**GIVEN TASK 1:**
In the grow box thread, what did the poster line the sides of the grow box with?
**GIVEN TASK 2:**
Please reproduce the stretch of the grow box thread from "What I like about this" through "of any computer!" word for word.
··· TEXT TO READ
With those forwards, I am very open to all and any suggestions. Remember that money is tight and I am less concerned with yield than most. 

With that said, I'll post some pictures and than I'll further explain.


----------



## Joyride (Jun 10, 2007)

What I like about this particular grow box is that it opens easily on the side and it has a lock on it. I converted the computers power supply box into the power mechanism for my four fans and lined the sides of my grow box with an emergency blanket. The box lets off little light; little enough that it looks like normal light that would come out of any computer!


----------



## Joyride (Jun 10, 2007)

My newbie experience has resulted in a few problems; but my plants are growing nicely. I think that they are about where they should be. What I like about them is that they are only about an inch and half tall right now but they are extremely bushy. I started using nutes when the first set of real leaves appeared which resulted in some nute burn which has now been tamed. The second plant started off really weird; the first real leaves were round? Is that normal? And the second set of real leaves produced one really large leaf and one short leaf. The subsequent leaves have since been more symmetrical. Tell me what you think?
······
··· INFORMATION PROVIDED
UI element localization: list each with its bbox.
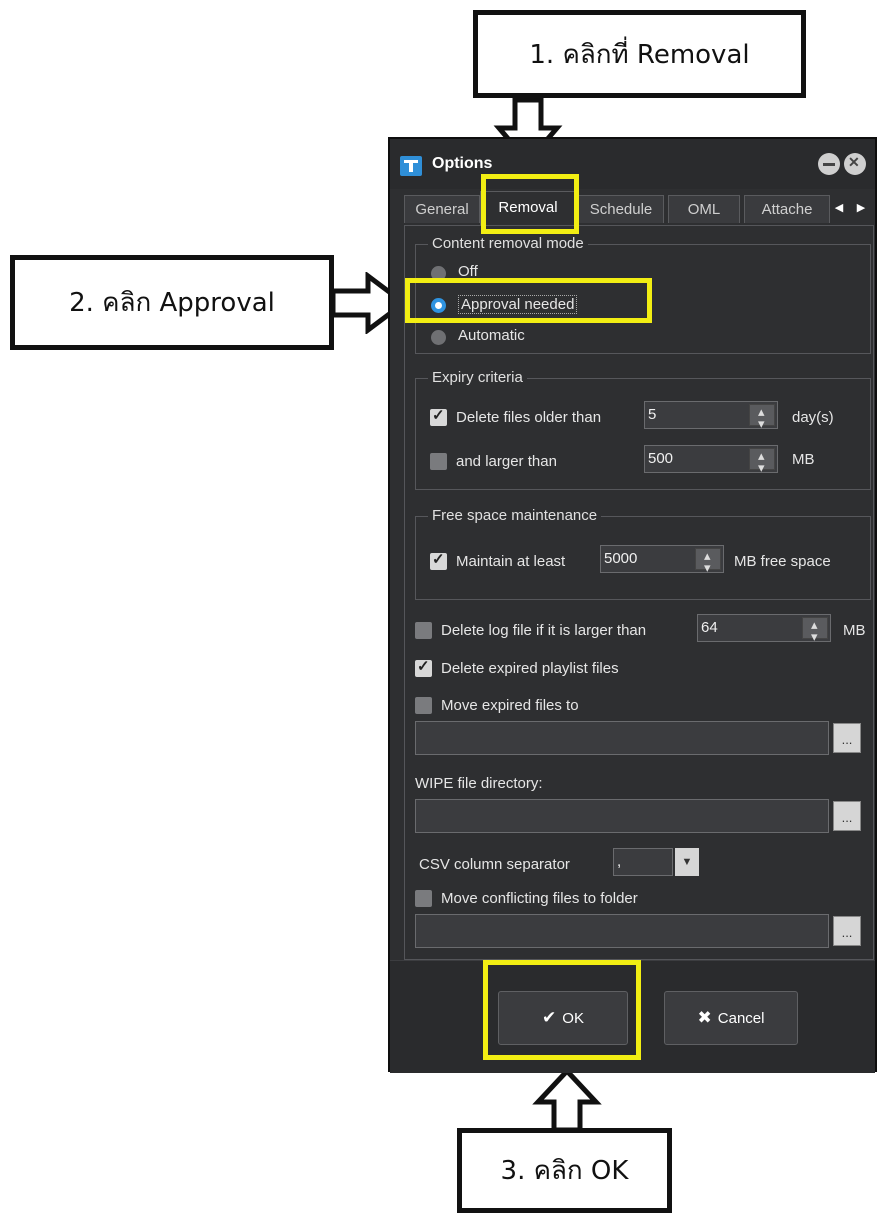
······
**WRITTEN ANSWER 1:**
An emergency blanket.

**WRITTEN ANSWER 2:**
What I like about this particular grow box is that it opens easily on the side and it has a lock on it. I converted the computers power supply box into the power mechanism for my four fans and lined the sides of my grow box with an emergency blanket. The box lets off little light; little enough that it looks like normal light that would come out of any computer!